DATA PROVIDED
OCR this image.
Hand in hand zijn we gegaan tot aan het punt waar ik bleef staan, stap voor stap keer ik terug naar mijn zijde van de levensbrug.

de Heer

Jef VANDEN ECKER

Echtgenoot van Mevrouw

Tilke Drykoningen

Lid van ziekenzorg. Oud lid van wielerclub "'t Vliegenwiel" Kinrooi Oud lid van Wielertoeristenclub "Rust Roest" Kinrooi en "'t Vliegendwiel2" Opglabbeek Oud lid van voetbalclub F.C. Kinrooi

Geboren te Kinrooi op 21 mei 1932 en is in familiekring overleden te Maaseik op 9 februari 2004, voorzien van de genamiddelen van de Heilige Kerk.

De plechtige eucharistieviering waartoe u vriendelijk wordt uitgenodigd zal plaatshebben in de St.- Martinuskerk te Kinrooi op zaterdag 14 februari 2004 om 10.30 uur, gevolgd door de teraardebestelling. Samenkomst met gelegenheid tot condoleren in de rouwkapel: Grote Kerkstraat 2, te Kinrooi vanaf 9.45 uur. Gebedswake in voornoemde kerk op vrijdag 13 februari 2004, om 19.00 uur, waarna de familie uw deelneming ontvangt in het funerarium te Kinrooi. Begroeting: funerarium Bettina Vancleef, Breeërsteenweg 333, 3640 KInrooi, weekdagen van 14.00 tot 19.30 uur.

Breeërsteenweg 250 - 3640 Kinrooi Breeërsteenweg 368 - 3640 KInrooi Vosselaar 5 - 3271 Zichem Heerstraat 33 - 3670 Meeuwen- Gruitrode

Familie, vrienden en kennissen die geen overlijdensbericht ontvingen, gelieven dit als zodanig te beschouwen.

WORK TO COMPLETE
The whole listing above needs to be written out again exactly.

SOLUTION TO THE PROBLEM
OCR this image.
Hand in hand zijn we gegaan tot aan het punt waar ik bleef staan, stap voor stap keer ik terug naar mijn zijde van de levensbrug.

de Heer

Jef VANDEN ECKER

Echtgenoot van Mevrouw

Tilke Drykoningen

Lid van ziekenzorg. Oud lid van wielerclub "'t Vliegenwiel" Kinrooi Oud lid van Wielertoeristenclub "Rust Roest" Kinrooi en "'t Vliegendwiel2" Opglabbeek Oud lid van voetbalclub F.C. Kinrooi

Geboren te Kinrooi op 21 mei 1932 en is in familiekring overleden te Maaseik op 9 februari 2004, voorzien van de genamiddelen van de Heilige Kerk.

De plechtige eucharistieviering waartoe u vriendelijk wordt uitgenodigd zal plaatshebben in de St.- Martinuskerk te Kinrooi op zaterdag 14 februari 2004 om 10.30 uur, gevolgd door de teraardebestelling. Samenkomst met gelegenheid tot condoleren in de rouwkapel: Grote Kerkstraat 2, te Kinrooi vanaf 9.45 uur. Gebedswake in voornoemde kerk op vrijdag 13 februari 2004, om 19.00 uur, waarna de familie uw deelneming ontvangt in het funerarium te Kinrooi. Begroeting: funerarium Bettina Vancleef, Breeërsteenweg 333, 3640 KInrooi, weekdagen van 14.00 tot 19.30 uur.

Breeërsteenweg 250 - 3640 Kinrooi Breeërsteenweg 368 - 3640 KInrooi Vosselaar 5 - 3271 Zichem Heerstraat 33 - 3670 Meeuwen- Gruitrode

Familie, vrienden en kennissen die geen overlijdensbericht ontvingen, gelieven dit als zodanig te beschouwen.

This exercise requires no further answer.